» **FRAGMENTO DE PÁGINA**:
--------------------

Jeromo AGUADO
Reseña del libro Dioses, ruinas, semillas y canciones, de Héctor Castrillejo. Punto Rojo Libros, 2020
Una crisis global pone en riesgo la vida de la especie humana en la casa donde encontró cobijo durante miles de años. La imprudencia de sus propias actuaciones sobre el espacio que le dio protección y comida ha conseguido poner en riesgo su propia existencia.
Conferencias y eventos internacionales muestran en sus declaraciones su preocupación, no sin antes desoír y desautorizar durante lustros voces del terruño entrenadas en la escucha de la madre tierra, que clama no más desprecio sobre ella.
La operación del ideario progre, centrada en el crecimiento continuo, se está saldando con un mundo de gordos y hambrientos, millones de seres humanos forzados a salir de sus comunidades para agrandar ciudades y vaciar pueblos, un ejército de personas dispuestas a vender su fuerza de trabajo a cambio de salarios míseros, una cultura generadora de sueños consumistas inalcanzables para la mayoría de la población, una quiebra de los valores humanos expresados en agredir los ecosistemas que mantienen la vida, una sociedad enferma que prima al más fuerte y asesina a sus mujeres.
Muchos años han transcurrido para reconocer y anunciar que los pueblos originarios, un minúsculo porcentaje de la población mundial que renunció al progreso negándose a salir de sus hábitats y sus formas de vida ancestral, tienen algunas claves para salvar el planeta. Lo reconocen organismos como las Naciones Unidas, pero el anuncio tiene poco alcance, nadie lo quiere oír. ¿Vivir como las comunidades indígenas o campesinas que han mantenido sano el pulmón del que dependemos para poder respirar en la tierra en el siglo veintiuno? ¡No, gracias!

--------------------

» **CONSIGNA ESCRITA 1**: Imprime el pasaje de la reseña que se abre con las palabras que contienen "Jeromo AGUADO" y se cierra con "desprecio sobre ella.".
» **CONSIGNA ESCRITA 2**: ¿Qué editorial publicó en 2020 el libro comentado en la reseña?
» **CONSIGNA ESCRITA 3**: ¿Concuerda cada afirmación con la reseña? Contesta sí o no y cita las palabras exactas de la reseña que lo deciden: (a) organismos como las Naciones Unidas reconocen que los pueblos originarios tienen algunas claves para salvar el planeta; (b) el anuncio sobre los pueblos originarios tiene gran alcance; (c) los pueblos originarios representan la mayor parte de la población mundial.
Los datos no guardan ninguna relación con la reseña.

» **MATERIAL RECOPILADO**:
--------------------

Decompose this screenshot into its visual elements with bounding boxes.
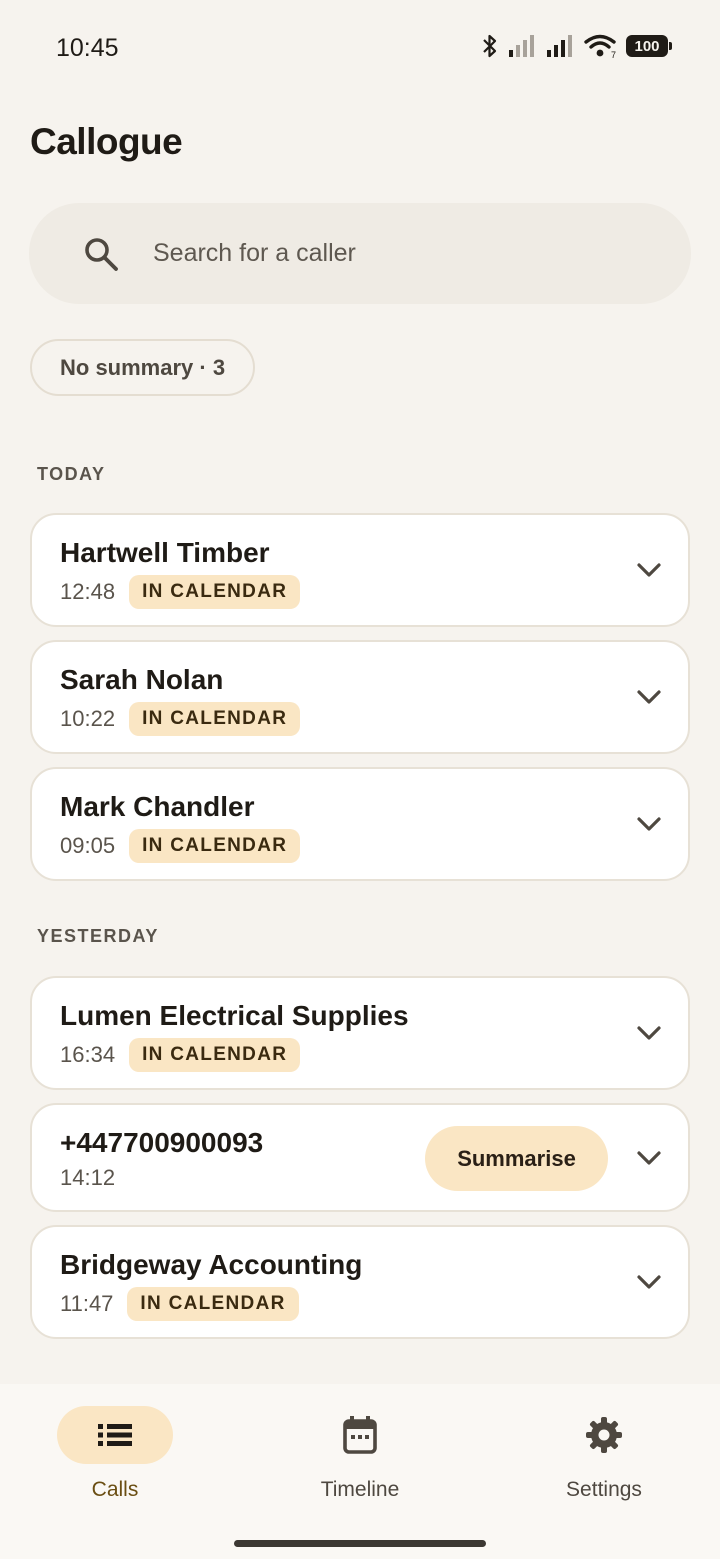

--------------------

» **SOLUCIÓN DEL EJERCICIO 1**:
Jeromo AGUADO
Reseña del libro Dioses, ruinas, semillas y canciones, de Héctor Castrillejo. Punto Rojo Libros, 2020
Una crisis global pone en riesgo la vida de la especie humana en la casa donde encontró cobijo durante miles de años. La imprudencia de sus propias actuaciones sobre el espacio que le dio protección y comida ha conseguido poner en riesgo su propia existencia.
Conferencias y eventos internacionales muestran en sus declaraciones su preocupación, no sin antes desoír y desautorizar durante lustros voces del terruño entrenadas en la escucha de la madre tierra, que clama no más desprecio sobre ella.

» **SOLUCIÓN DEL EJERCICIO 2**: Punto Rojo Libros.

» **SOLUCIÓN DEL EJERCICIO 3**:
(a) Sí: "Lo reconocen organismos como las Naciones Unidas".
(b) No: "el anuncio tiene poco alcance, nadie lo quiere oír".
(c) No: "un minúsculo porcentaje de la población mundial".